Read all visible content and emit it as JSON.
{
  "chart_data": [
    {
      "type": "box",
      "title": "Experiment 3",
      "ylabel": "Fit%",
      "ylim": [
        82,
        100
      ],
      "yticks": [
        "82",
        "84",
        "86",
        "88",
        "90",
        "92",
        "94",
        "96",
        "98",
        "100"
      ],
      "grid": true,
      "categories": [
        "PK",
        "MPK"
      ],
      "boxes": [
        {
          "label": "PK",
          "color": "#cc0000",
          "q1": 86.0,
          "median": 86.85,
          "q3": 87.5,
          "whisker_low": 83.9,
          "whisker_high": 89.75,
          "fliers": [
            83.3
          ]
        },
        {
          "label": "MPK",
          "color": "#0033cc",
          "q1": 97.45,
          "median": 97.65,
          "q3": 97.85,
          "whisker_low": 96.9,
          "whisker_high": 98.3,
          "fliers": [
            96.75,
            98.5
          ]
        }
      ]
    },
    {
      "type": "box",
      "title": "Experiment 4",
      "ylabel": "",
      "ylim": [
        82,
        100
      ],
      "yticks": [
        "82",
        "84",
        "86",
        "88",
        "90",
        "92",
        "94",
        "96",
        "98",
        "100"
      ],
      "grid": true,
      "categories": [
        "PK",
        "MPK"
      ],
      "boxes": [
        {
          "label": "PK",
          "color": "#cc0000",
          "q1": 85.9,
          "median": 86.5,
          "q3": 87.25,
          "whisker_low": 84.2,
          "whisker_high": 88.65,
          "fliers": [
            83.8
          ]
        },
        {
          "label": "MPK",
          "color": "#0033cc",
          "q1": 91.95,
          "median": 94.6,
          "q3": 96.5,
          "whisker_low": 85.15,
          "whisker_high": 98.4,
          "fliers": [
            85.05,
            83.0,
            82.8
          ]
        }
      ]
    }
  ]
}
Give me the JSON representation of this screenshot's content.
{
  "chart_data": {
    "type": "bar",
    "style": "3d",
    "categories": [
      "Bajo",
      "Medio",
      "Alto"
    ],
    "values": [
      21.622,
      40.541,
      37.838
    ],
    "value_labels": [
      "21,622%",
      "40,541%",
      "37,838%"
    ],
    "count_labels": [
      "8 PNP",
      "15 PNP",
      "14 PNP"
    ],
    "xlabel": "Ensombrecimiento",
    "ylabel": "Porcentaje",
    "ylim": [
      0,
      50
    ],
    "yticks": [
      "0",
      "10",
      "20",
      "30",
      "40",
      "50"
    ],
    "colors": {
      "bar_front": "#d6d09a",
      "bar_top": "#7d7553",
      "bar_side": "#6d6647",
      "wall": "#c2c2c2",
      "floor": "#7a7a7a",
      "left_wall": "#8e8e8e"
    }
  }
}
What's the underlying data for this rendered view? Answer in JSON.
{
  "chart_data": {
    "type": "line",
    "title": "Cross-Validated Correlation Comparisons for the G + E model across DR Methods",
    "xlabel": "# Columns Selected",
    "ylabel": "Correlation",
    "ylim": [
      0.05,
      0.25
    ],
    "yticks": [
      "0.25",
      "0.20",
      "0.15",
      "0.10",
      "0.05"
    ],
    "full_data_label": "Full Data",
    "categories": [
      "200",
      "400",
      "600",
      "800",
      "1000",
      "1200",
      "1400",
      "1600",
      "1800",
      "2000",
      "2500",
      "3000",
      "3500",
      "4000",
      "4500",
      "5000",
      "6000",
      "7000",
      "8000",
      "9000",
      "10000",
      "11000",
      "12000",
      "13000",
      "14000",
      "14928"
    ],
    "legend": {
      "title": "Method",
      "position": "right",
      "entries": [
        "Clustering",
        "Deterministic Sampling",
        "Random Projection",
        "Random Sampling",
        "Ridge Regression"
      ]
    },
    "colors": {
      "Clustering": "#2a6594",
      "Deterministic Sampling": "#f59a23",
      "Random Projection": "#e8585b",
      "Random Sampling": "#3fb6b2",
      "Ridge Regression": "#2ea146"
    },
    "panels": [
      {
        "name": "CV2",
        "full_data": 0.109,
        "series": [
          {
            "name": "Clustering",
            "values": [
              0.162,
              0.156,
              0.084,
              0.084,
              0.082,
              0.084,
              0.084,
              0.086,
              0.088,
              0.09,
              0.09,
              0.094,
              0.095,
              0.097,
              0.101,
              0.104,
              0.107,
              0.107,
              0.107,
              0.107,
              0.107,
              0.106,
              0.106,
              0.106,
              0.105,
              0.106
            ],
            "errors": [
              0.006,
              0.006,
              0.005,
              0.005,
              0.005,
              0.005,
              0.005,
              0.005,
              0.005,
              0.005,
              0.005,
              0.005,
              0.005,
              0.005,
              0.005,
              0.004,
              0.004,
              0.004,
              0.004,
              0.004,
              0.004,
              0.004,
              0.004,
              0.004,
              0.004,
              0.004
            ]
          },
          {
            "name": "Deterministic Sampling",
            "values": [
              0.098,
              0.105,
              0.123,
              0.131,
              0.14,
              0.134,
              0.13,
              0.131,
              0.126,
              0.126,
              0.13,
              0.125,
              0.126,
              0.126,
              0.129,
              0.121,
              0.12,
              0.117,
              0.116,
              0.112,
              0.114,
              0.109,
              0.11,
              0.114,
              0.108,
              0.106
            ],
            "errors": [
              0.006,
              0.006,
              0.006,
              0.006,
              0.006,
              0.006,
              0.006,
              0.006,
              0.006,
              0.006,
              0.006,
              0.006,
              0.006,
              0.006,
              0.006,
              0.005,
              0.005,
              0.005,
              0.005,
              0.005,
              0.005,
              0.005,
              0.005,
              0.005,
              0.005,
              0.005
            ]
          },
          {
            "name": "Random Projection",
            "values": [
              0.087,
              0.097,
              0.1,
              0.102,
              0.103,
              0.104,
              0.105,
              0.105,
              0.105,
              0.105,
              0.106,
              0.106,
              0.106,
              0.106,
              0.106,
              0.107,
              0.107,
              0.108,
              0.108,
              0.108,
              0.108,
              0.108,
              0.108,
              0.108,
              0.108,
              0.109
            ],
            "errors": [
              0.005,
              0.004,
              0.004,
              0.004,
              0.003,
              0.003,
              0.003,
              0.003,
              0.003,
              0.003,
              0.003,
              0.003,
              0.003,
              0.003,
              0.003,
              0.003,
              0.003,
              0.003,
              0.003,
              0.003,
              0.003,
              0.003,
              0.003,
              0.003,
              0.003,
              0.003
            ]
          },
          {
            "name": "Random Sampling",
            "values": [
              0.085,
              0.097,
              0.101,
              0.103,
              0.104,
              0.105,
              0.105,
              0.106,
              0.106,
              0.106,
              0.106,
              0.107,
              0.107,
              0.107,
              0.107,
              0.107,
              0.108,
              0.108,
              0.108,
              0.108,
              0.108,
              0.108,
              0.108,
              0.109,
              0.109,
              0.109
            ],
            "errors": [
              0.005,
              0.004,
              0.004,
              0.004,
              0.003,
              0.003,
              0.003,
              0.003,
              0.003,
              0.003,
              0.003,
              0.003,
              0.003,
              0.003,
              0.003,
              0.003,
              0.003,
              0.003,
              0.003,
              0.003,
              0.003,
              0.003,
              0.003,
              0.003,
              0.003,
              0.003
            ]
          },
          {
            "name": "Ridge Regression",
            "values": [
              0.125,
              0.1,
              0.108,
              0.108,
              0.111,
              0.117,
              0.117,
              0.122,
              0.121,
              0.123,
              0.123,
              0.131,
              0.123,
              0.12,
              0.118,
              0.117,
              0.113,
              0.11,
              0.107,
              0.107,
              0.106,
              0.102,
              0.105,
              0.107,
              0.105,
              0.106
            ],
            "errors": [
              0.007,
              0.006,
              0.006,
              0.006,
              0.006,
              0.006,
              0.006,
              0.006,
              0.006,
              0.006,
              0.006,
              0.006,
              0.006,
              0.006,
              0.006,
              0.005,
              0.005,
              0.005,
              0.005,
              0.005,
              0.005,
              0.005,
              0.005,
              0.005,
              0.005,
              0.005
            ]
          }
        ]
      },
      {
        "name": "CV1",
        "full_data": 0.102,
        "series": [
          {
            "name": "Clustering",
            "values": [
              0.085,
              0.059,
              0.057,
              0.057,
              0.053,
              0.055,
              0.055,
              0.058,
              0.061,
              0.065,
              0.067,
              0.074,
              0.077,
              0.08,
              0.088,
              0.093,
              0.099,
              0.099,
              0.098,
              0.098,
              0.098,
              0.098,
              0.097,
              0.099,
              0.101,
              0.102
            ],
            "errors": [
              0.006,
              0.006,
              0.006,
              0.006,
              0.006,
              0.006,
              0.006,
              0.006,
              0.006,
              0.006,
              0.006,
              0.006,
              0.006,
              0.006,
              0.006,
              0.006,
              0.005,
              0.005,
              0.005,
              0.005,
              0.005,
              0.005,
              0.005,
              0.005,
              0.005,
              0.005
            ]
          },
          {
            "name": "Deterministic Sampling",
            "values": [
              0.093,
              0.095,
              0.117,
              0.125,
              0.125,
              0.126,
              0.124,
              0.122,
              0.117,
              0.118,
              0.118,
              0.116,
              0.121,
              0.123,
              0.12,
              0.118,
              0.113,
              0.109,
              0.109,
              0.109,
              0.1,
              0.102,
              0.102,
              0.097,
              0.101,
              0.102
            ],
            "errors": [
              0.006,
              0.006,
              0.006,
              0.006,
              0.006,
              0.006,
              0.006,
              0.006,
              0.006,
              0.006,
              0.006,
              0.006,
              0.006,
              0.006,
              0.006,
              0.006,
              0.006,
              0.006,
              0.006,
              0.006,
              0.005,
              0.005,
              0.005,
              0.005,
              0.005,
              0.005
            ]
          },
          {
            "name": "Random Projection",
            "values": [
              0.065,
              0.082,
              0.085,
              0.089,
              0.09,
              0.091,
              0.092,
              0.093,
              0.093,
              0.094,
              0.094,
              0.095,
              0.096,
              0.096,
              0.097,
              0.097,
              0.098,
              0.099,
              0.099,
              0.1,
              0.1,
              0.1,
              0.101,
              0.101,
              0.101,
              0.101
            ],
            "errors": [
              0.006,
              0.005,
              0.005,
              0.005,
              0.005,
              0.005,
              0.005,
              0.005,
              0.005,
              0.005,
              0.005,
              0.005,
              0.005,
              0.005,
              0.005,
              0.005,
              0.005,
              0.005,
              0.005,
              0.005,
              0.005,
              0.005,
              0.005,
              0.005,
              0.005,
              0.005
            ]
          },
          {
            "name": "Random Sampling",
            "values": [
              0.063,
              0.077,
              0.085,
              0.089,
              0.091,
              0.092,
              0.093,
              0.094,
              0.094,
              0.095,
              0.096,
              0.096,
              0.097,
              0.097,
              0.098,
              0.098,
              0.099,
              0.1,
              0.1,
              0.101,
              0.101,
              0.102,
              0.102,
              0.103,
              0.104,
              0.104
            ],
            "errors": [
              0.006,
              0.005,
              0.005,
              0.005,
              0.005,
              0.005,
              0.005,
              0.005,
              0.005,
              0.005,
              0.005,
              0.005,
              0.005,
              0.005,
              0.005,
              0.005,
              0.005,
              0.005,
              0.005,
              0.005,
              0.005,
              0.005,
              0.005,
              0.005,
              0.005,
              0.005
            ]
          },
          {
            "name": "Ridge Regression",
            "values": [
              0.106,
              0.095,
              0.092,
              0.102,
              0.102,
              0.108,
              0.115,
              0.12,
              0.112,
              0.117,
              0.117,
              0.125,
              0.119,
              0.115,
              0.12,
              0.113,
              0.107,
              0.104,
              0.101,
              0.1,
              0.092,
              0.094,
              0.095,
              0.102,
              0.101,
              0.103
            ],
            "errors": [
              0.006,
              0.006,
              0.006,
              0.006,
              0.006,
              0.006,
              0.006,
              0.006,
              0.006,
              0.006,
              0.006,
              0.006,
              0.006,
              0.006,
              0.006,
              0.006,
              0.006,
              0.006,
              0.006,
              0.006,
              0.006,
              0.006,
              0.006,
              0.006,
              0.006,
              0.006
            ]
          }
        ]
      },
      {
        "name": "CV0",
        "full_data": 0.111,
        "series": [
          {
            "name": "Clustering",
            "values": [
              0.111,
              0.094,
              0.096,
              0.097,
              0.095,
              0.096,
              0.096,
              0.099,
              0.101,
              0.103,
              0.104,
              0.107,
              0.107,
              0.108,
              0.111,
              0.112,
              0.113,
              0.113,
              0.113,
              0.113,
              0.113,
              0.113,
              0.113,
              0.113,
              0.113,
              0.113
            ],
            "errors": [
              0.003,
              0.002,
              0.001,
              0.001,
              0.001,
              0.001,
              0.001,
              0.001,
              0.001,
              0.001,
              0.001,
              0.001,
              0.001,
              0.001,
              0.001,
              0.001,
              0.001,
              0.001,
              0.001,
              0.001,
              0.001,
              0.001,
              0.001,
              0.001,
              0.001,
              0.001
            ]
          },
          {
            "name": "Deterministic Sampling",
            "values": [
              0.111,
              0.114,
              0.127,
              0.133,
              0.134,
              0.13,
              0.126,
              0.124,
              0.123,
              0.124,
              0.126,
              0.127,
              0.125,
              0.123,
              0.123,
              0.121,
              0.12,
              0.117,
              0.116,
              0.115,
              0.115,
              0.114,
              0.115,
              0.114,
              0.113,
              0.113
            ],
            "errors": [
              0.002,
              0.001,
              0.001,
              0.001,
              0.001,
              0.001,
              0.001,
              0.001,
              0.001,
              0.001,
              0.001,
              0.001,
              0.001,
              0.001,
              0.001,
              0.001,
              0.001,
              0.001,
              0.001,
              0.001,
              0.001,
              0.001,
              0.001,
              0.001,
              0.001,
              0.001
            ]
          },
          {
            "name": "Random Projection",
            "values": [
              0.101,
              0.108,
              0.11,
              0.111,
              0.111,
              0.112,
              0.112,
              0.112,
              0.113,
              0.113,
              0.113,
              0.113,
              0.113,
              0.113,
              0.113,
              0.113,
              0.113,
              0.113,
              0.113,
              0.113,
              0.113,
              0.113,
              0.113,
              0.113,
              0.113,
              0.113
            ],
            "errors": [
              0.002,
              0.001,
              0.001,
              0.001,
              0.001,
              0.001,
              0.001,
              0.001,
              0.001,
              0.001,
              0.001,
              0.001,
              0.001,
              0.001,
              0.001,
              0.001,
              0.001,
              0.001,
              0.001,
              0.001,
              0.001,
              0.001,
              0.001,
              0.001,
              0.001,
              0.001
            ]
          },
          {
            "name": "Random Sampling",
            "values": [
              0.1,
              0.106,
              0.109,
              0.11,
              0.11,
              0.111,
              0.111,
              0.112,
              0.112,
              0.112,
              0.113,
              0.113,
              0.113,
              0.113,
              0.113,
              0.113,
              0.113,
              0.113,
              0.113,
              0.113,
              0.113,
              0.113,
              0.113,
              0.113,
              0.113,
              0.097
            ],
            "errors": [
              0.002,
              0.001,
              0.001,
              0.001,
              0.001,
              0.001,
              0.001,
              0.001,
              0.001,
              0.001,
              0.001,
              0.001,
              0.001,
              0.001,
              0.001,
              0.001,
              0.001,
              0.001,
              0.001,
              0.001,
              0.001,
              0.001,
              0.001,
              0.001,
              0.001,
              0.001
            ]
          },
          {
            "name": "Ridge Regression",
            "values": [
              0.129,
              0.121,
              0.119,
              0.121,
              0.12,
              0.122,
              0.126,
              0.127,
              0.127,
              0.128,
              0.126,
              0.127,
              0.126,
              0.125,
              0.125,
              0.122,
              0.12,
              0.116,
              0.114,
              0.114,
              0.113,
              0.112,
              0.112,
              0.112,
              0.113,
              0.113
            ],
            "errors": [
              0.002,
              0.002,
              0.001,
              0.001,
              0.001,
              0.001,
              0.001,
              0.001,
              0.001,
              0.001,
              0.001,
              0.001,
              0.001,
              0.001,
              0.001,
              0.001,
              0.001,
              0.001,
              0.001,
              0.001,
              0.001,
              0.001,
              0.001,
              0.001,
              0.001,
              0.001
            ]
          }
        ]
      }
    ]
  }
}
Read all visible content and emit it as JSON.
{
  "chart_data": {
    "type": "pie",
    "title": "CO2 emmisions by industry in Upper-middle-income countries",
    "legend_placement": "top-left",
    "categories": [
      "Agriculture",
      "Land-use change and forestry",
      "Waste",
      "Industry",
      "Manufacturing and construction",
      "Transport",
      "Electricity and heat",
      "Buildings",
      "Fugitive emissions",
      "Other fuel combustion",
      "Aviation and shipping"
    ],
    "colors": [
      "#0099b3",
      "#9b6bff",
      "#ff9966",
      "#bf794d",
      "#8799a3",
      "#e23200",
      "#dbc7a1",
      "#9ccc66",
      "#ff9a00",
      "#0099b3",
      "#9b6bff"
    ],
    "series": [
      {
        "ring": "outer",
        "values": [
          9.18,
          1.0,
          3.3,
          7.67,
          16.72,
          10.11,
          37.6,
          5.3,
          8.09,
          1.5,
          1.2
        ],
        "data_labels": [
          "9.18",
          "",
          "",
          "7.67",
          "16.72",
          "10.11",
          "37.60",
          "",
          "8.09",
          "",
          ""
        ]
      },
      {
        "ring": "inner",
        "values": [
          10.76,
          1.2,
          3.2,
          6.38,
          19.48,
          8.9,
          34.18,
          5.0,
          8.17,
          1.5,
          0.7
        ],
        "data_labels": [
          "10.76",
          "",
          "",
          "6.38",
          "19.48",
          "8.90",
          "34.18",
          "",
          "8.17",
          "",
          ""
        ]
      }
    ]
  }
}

# # # # #

AIM OF THE TASK: The lines above form a set of records; determine how many of them contain the string "this" and give that number alone.

RIGHT ANSWER: 2